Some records
-=-=-=-=-
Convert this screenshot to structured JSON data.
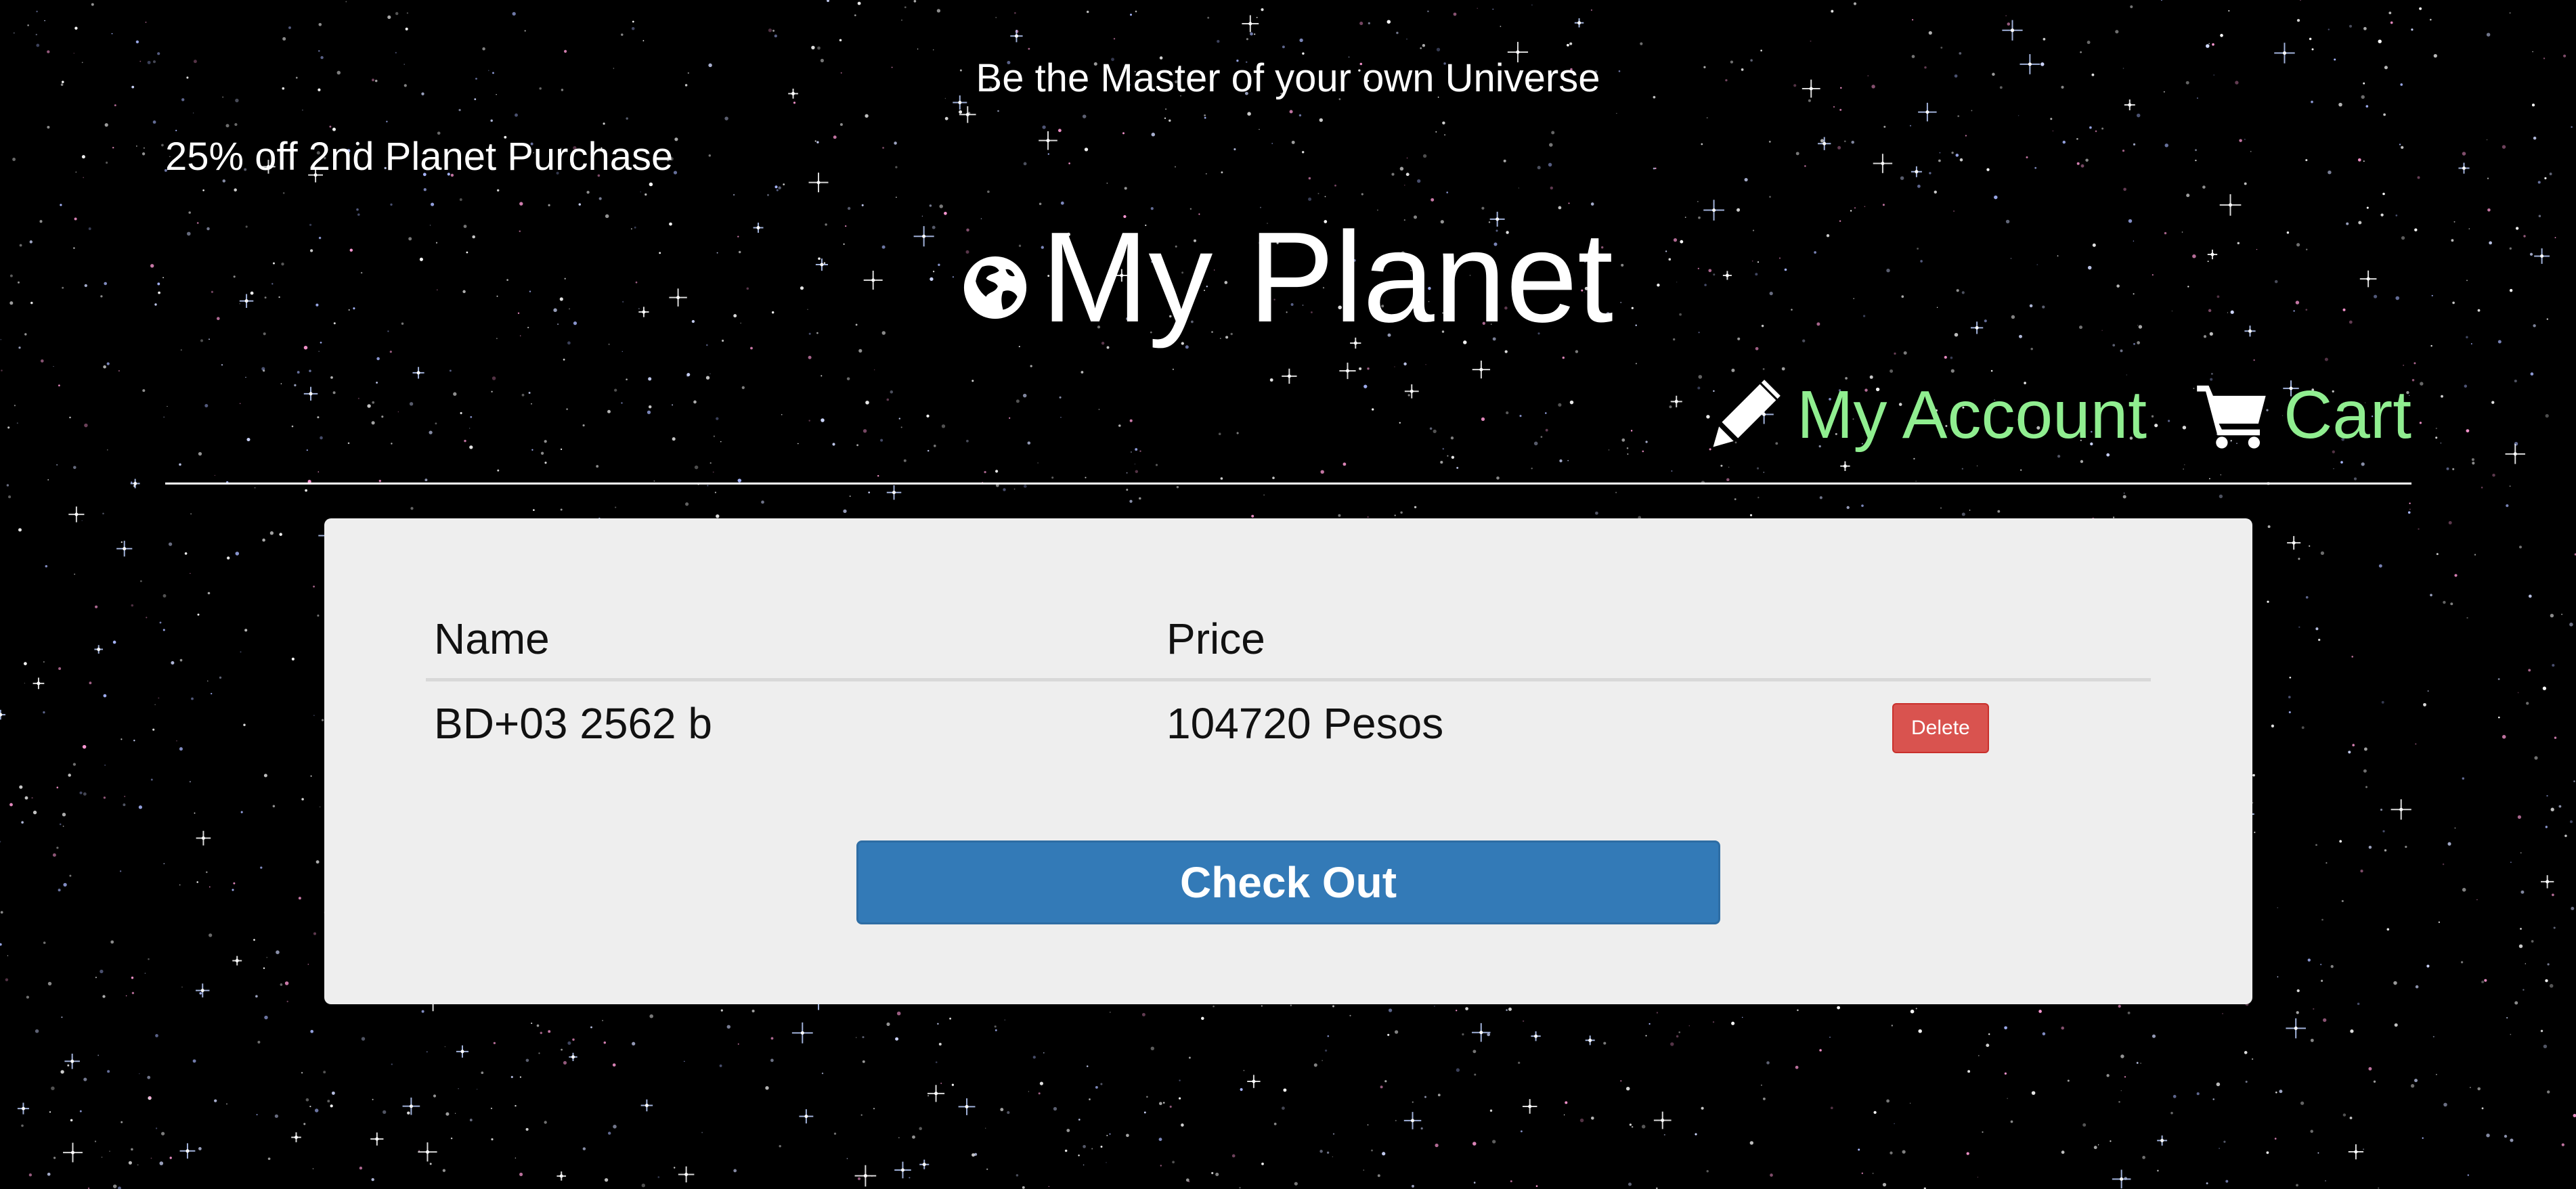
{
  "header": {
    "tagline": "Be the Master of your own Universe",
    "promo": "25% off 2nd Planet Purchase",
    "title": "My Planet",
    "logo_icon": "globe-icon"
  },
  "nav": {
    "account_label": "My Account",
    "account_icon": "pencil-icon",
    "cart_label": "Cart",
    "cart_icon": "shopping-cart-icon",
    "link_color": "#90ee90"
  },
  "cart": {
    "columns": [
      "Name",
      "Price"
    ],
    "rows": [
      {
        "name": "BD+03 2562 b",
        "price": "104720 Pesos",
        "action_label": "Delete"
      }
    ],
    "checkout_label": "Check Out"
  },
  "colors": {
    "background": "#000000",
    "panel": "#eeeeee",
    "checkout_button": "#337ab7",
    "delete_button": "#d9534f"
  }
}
-=-=-=-=-
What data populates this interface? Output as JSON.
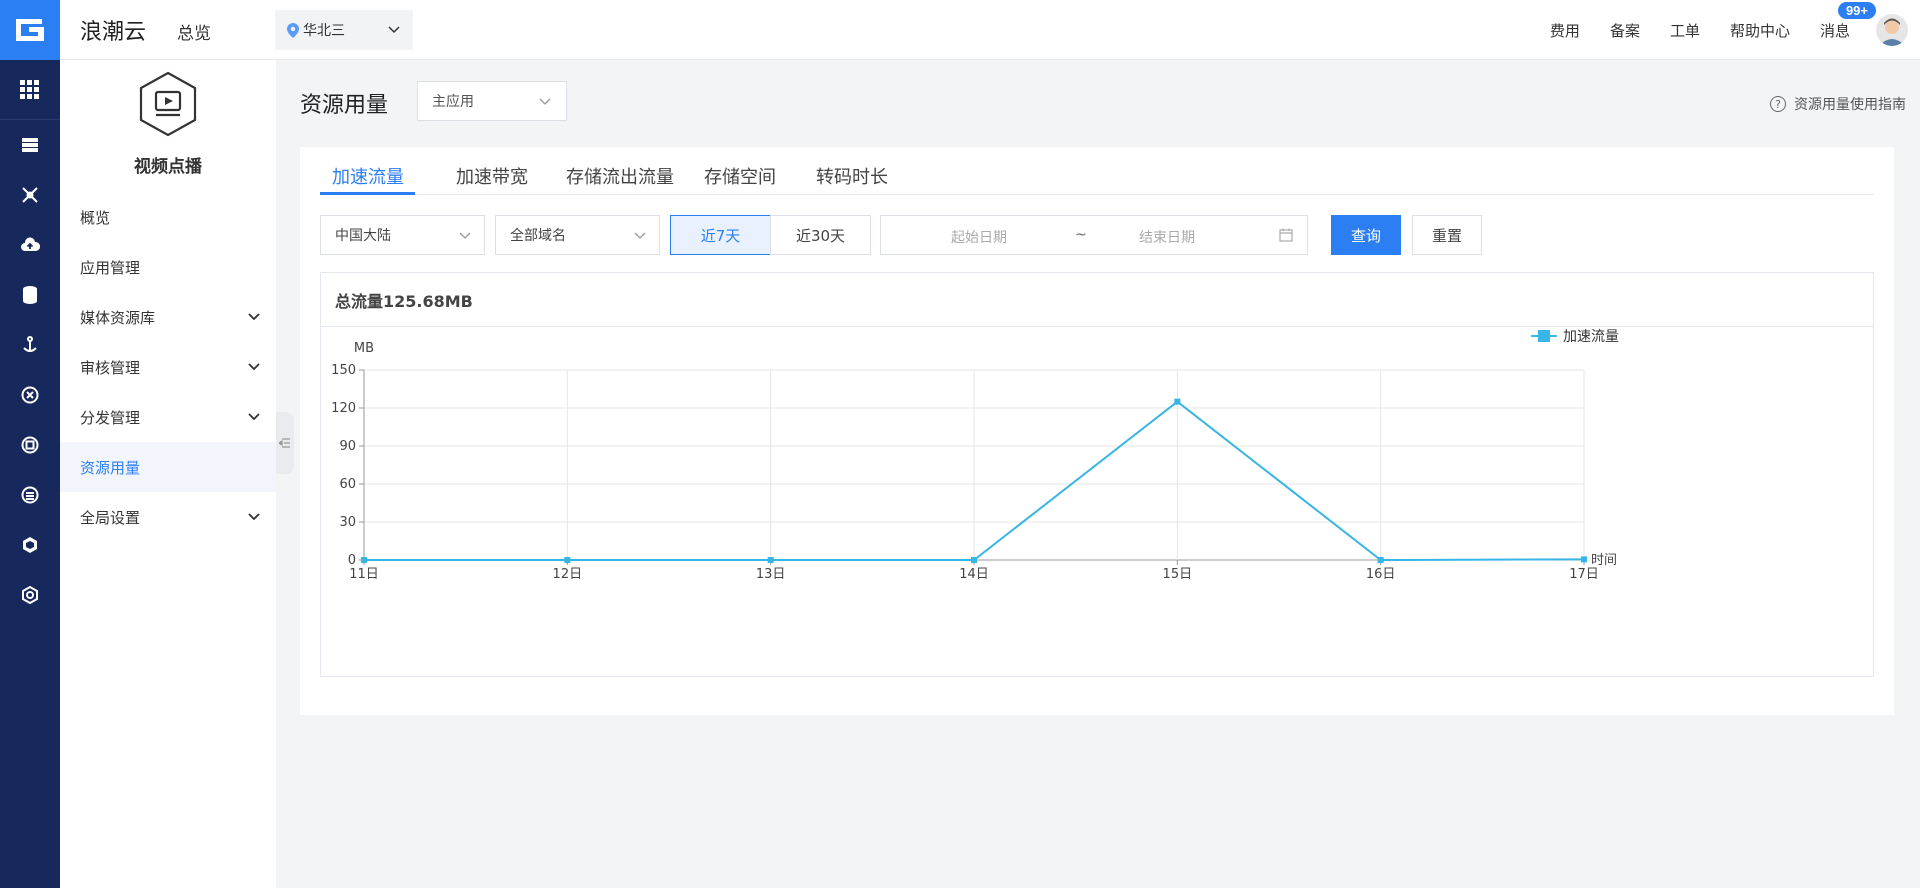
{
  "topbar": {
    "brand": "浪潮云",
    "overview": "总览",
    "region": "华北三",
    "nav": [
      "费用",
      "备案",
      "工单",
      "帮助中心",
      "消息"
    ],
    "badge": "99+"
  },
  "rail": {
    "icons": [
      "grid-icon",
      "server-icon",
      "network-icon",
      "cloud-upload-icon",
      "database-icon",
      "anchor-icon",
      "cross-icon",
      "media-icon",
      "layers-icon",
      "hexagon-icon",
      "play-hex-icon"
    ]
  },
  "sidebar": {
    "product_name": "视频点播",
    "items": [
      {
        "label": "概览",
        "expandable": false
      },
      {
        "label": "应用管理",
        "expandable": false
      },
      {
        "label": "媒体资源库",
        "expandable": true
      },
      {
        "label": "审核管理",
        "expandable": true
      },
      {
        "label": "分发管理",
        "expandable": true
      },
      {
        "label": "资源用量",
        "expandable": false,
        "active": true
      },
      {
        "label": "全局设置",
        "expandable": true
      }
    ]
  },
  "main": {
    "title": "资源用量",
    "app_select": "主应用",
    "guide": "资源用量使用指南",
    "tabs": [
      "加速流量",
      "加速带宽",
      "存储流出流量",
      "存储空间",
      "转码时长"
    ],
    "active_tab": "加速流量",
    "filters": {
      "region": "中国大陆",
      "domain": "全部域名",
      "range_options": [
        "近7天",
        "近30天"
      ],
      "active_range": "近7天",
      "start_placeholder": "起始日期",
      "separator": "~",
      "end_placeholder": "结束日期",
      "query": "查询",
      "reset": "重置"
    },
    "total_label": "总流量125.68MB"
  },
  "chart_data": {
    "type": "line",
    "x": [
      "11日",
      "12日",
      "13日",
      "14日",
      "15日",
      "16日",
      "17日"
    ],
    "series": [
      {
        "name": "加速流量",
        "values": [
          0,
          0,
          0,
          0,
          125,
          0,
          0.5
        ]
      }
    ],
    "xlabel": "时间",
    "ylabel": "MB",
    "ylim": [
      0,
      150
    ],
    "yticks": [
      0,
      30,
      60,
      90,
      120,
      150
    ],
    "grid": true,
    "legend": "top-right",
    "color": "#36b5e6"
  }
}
-=-=-=-=-
• Your objective
Check every line of the listing for the string "JSON" and report how many lines have it, as a number alone.

• Written solution
2